Work to do = Copy out the data below line for line, without any changes, and leave out the picture.

==== Data supplied ====

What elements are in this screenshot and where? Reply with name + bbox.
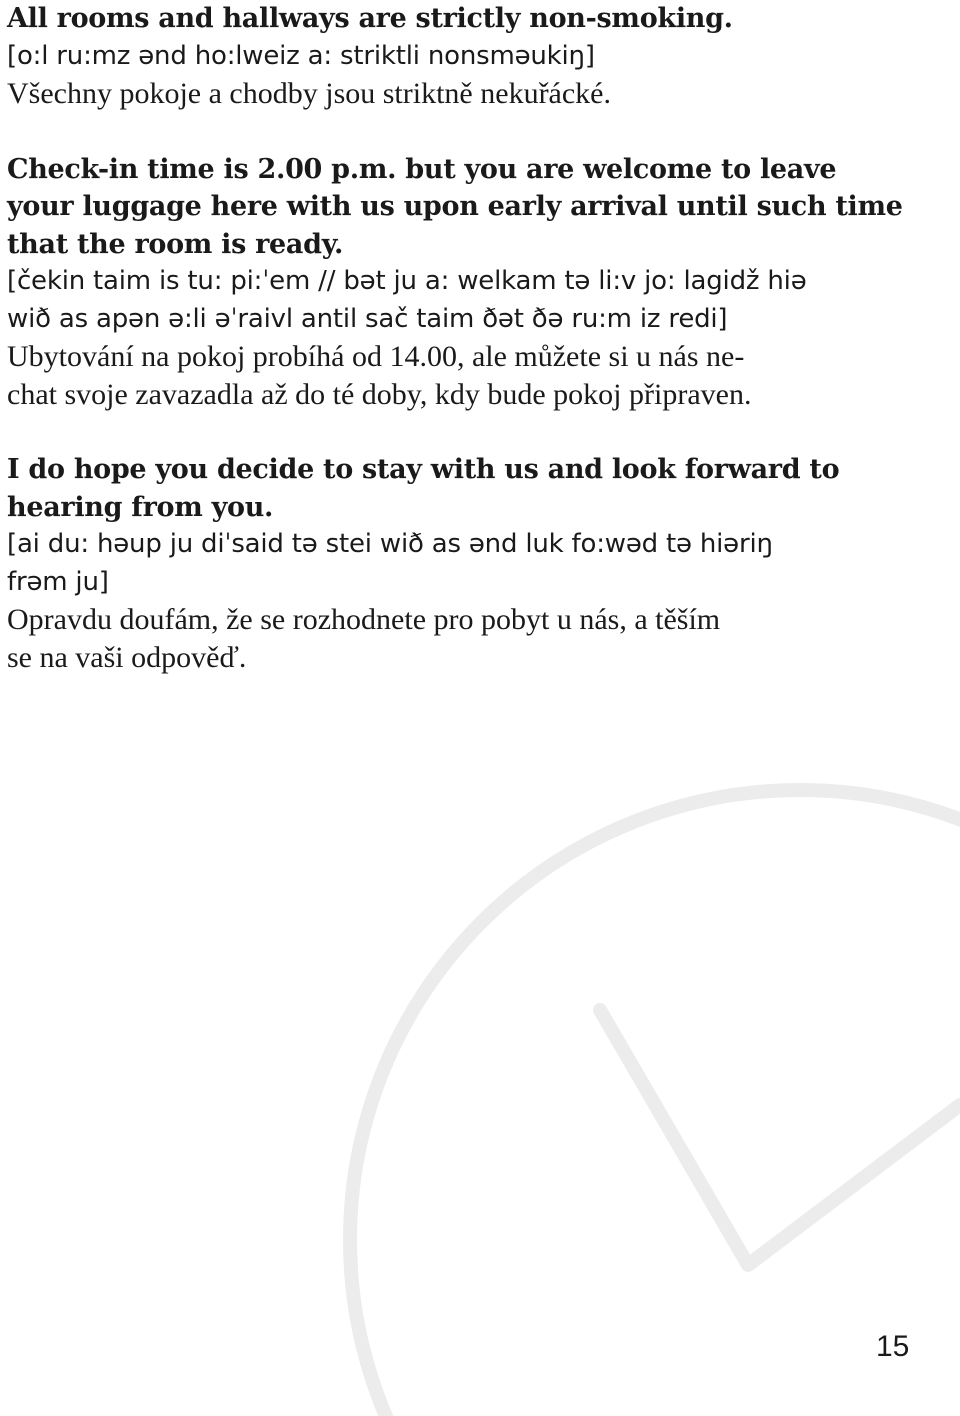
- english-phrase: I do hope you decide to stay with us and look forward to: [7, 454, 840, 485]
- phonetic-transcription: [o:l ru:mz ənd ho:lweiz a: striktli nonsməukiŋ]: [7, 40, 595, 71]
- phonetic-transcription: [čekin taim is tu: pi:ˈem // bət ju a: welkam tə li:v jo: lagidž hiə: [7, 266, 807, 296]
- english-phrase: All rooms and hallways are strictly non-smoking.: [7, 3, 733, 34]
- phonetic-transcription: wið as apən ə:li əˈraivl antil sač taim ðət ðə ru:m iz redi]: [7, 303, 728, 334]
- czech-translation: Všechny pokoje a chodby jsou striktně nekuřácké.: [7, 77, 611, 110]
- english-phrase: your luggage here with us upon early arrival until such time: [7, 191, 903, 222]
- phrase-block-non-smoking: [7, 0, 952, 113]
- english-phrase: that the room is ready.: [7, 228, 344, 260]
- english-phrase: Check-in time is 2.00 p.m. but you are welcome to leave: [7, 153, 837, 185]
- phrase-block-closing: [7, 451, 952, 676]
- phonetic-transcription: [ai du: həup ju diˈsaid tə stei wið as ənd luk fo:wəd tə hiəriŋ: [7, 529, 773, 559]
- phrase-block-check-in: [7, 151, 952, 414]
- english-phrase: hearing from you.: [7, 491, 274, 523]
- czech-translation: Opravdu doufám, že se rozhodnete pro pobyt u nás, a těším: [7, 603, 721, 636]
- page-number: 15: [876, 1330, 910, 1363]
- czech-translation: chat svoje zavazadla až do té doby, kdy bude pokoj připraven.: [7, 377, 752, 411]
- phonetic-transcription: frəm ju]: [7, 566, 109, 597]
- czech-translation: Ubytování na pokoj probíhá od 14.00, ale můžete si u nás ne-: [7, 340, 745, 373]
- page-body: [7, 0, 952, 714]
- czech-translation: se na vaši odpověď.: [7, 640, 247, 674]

====

Solved exercise =
What elements are in this screenshot and where? Reply with name + bbox.
- english-phrase: I do hope you decide to stay with us and look forward to: [7, 454, 840, 485]
- phonetic-transcription: [o:l ru:mz ənd ho:lweiz a: striktli nonsməukiŋ]: [7, 40, 595, 71]
- phonetic-transcription: [čekin taim is tu: pi:ˈem // bət ju a: welkam tə li:v jo: lagidž hiə: [7, 266, 807, 296]
- english-phrase: All rooms and hallways are strictly non-smoking.: [7, 3, 733, 34]
- phonetic-transcription: wið as apən ə:li əˈraivl antil sač taim ðət ðə ru:m iz redi]: [7, 303, 728, 334]
- czech-translation: Všechny pokoje a chodby jsou striktně nekuřácké.: [7, 77, 611, 110]
- english-phrase: your luggage here with us upon early arrival until such time: [7, 191, 903, 222]
- phrase-block-non-smoking: [7, 0, 952, 113]
- english-phrase: that the room is ready.: [7, 228, 344, 260]
- english-phrase: Check-in time is 2.00 p.m. but you are welcome to leave: [7, 153, 837, 185]
- phrase-block-closing: [7, 451, 952, 676]
- phonetic-transcription: [ai du: həup ju diˈsaid tə stei wið as ənd luk fo:wəd tə hiəriŋ: [7, 529, 773, 559]
- phrase-block-check-in: [7, 151, 952, 414]
- english-phrase: hearing from you.: [7, 491, 274, 523]
- czech-translation: Opravdu doufám, že se rozhodnete pro pobyt u nás, a těším: [7, 603, 721, 636]
- page-number: 15: [876, 1330, 910, 1363]
- czech-translation: chat svoje zavazadla až do té doby, kdy bude pokoj připraven.: [7, 377, 752, 411]
- phonetic-transcription: frəm ju]: [7, 566, 109, 597]
- czech-translation: Ubytování na pokoj probíhá od 14.00, ale můžete si u nás ne-: [7, 340, 745, 373]
- page-body: [7, 0, 952, 714]
- czech-translation: se na vaši odpověď.: [7, 640, 247, 674]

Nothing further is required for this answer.